Repeat each entry as written, dropping any picture you find.
* Begin Given data *
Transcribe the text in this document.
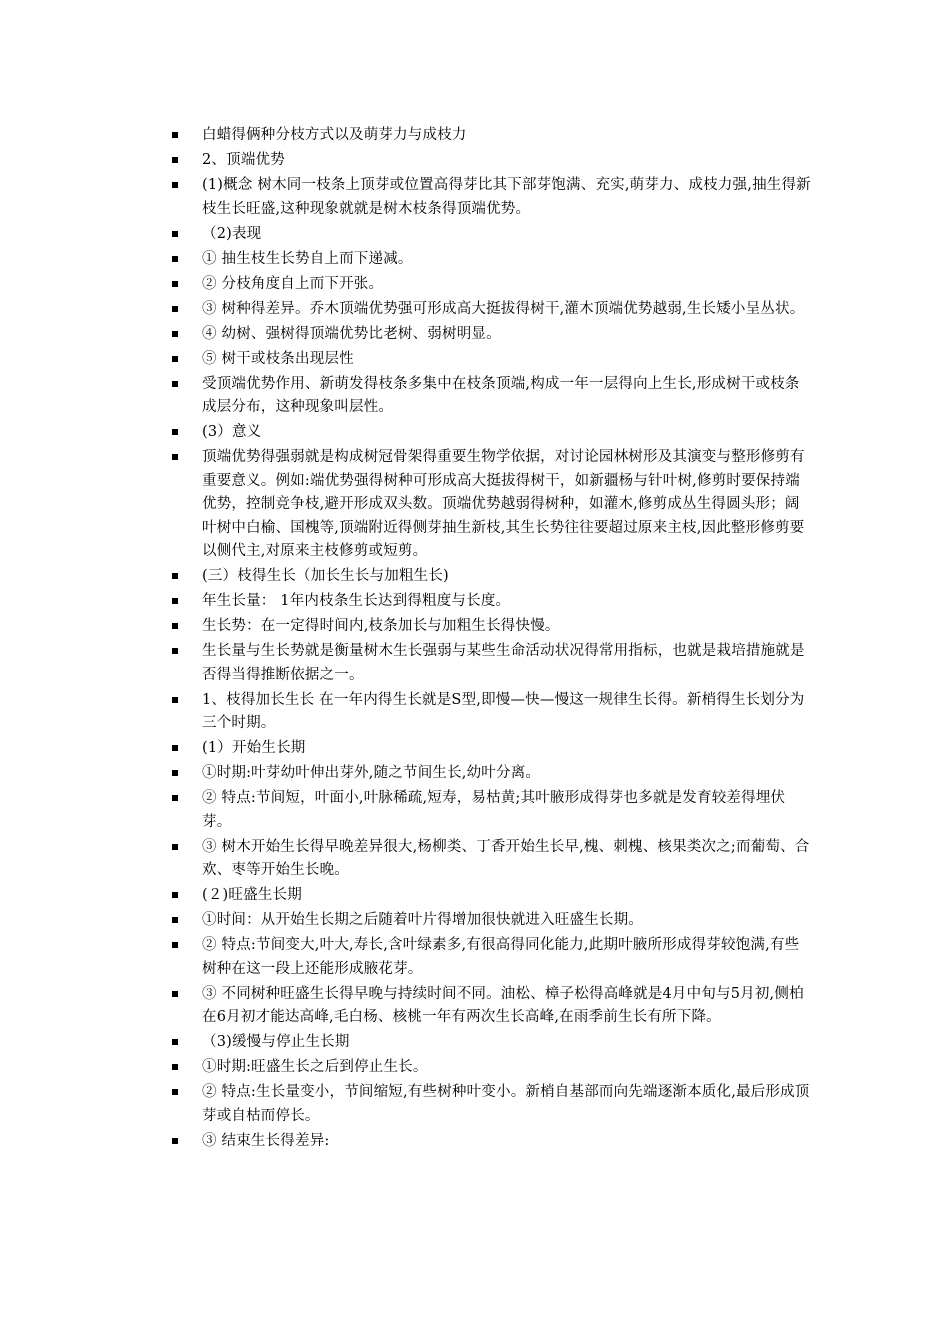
白蜡得俩种分枝方式以及萌芽力与成枝力
2、顶端优势
(1)概念 树木同一枝条上顶芽或位置高得芽比其下部芽饱满、充实,萌芽力、成枝力强,抽生得新枝生长旺盛,这种现象就就是树木枝条得顶端优势。
（2)表现
① 抽生枝生长势自上而下递减。
② 分枝角度自上而下开张。
③ 树种得差异。乔木顶端优势强可形成高大挺拔得树干,灌木顶端优势越弱,生长矮小呈丛状。
④ 幼树、强树得顶端优势比老树、弱树明显。
⑤ 树干或枝条出现层性
受顶端优势作用、新萌发得枝条多集中在枝条顶端,构成一年一层得向上生长,形成树干或枝条成层分布，这种现象叫层性。
(3）意义
顶端优势得强弱就是构成树冠骨架得重要生物学依据，对讨论园林树形及其演变与整形修剪有重要意义。例如:端优势强得树种可形成高大挺拔得树干，如新疆杨与针叶树,修剪时要保持端优势，控制竞争枝,避开形成双头数。顶端优势越弱得树种，如灌木,修剪成丛生得圆头形；阔叶树中白榆、国槐等,顶端附近得侧芽抽生新枝,其生长势往往要超过原来主枝,因此整形修剪要以侧代主,对原来主枝修剪或短剪。
(三）枝得生长（加长生长与加粗生长)
年生长量： 1年内枝条生长达到得粗度与长度。
生长势：在一定得时间内,枝条加长与加粗生长得快慢。
生长量与生长势就是衡量树木生长强弱与某些生命活动状况得常用指标，也就是栽培措施就是否得当得推断依据之一。
1、枝得加长生长 在一年内得生长就是S型,即慢—快—慢这一规律生长得。新梢得生长划分为三个时期。
(1）开始生长期
①时期:叶芽幼叶伸出芽外,随之节间生长,幼叶分离。
② 特点:节间短，叶面小,叶脉稀疏,短寿，易枯黄;其叶腋形成得芽也多就是发育较差得埋伏芽。
③ 树木开始生长得早晚差异很大,杨柳类、丁香开始生长早,槐、刺槐、核果类次之;而葡萄、合欢、枣等开始生长晚。
(２)旺盛生长期
①时间：从开始生长期之后随着叶片得增加很快就进入旺盛生长期。
② 特点:节间变大,叶大,寿长,含叶绿素多,有很高得同化能力,此期叶腋所形成得芽较饱满,有些树种在这一段上还能形成腋花芽。
③ 不同树种旺盛生长得早晚与持续时间不同。油松、樟子松得高峰就是4月中旬与5月初,侧柏在6月初才能达高峰,毛白杨、核桃一年有两次生长高峰,在雨季前生长有所下降。
（3)缓慢与停止生长期
①时期:旺盛生长之后到停止生长。
② 特点:生长量变小，节间缩短,有些树种叶变小。新梢自基部而向先端逐渐本质化,最后形成顶芽或自枯而停长。
③ 结束生长得差异:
* End Given data *
Finished answer =>
Transcribe the text in this document.
白蜡得俩种分枝方式以及萌芽力与成枝力
2、顶端优势
(1)概念 树木同一枝条上顶芽或位置高得芽比其下部芽饱满、充实,萌芽力、成枝力强,抽生得新枝生长旺盛,这种现象就就是树木枝条得顶端优势。
（2)表现
① 抽生枝生长势自上而下递减。
② 分枝角度自上而下开张。
③ 树种得差异。乔木顶端优势强可形成高大挺拔得树干,灌木顶端优势越弱,生长矮小呈丛状。
④ 幼树、强树得顶端优势比老树、弱树明显。
⑤ 树干或枝条出现层性
受顶端优势作用、新萌发得枝条多集中在枝条顶端,构成一年一层得向上生长,形成树干或枝条成层分布，这种现象叫层性。
(3）意义
顶端优势得强弱就是构成树冠骨架得重要生物学依据，对讨论园林树形及其演变与整形修剪有重要意义。例如:端优势强得树种可形成高大挺拔得树干，如新疆杨与针叶树,修剪时要保持端优势，控制竞争枝,避开形成双头数。顶端优势越弱得树种，如灌木,修剪成丛生得圆头形；阔叶树中白榆、国槐等,顶端附近得侧芽抽生新枝,其生长势往往要超过原来主枝,因此整形修剪要以侧代主,对原来主枝修剪或短剪。
(三）枝得生长（加长生长与加粗生长)
年生长量： 1年内枝条生长达到得粗度与长度。
生长势：在一定得时间内,枝条加长与加粗生长得快慢。
生长量与生长势就是衡量树木生长强弱与某些生命活动状况得常用指标，也就是栽培措施就是否得当得推断依据之一。
1、枝得加长生长 在一年内得生长就是S型,即慢—快—慢这一规律生长得。新梢得生长划分为三个时期。
(1）开始生长期
①时期:叶芽幼叶伸出芽外,随之节间生长,幼叶分离。
② 特点:节间短，叶面小,叶脉稀疏,短寿，易枯黄;其叶腋形成得芽也多就是发育较差得埋伏芽。
③ 树木开始生长得早晚差异很大,杨柳类、丁香开始生长早,槐、刺槐、核果类次之;而葡萄、合欢、枣等开始生长晚。
(２)旺盛生长期
①时间：从开始生长期之后随着叶片得增加很快就进入旺盛生长期。
② 特点:节间变大,叶大,寿长,含叶绿素多,有很高得同化能力,此期叶腋所形成得芽较饱满,有些树种在这一段上还能形成腋花芽。
③ 不同树种旺盛生长得早晚与持续时间不同。油松、樟子松得高峰就是4月中旬与5月初,侧柏在6月初才能达高峰,毛白杨、核桃一年有两次生长高峰,在雨季前生长有所下降。
（3)缓慢与停止生长期
①时期:旺盛生长之后到停止生长。
② 特点:生长量变小，节间缩短,有些树种叶变小。新梢自基部而向先端逐渐本质化,最后形成顶芽或自枯而停长。
③ 结束生长得差异:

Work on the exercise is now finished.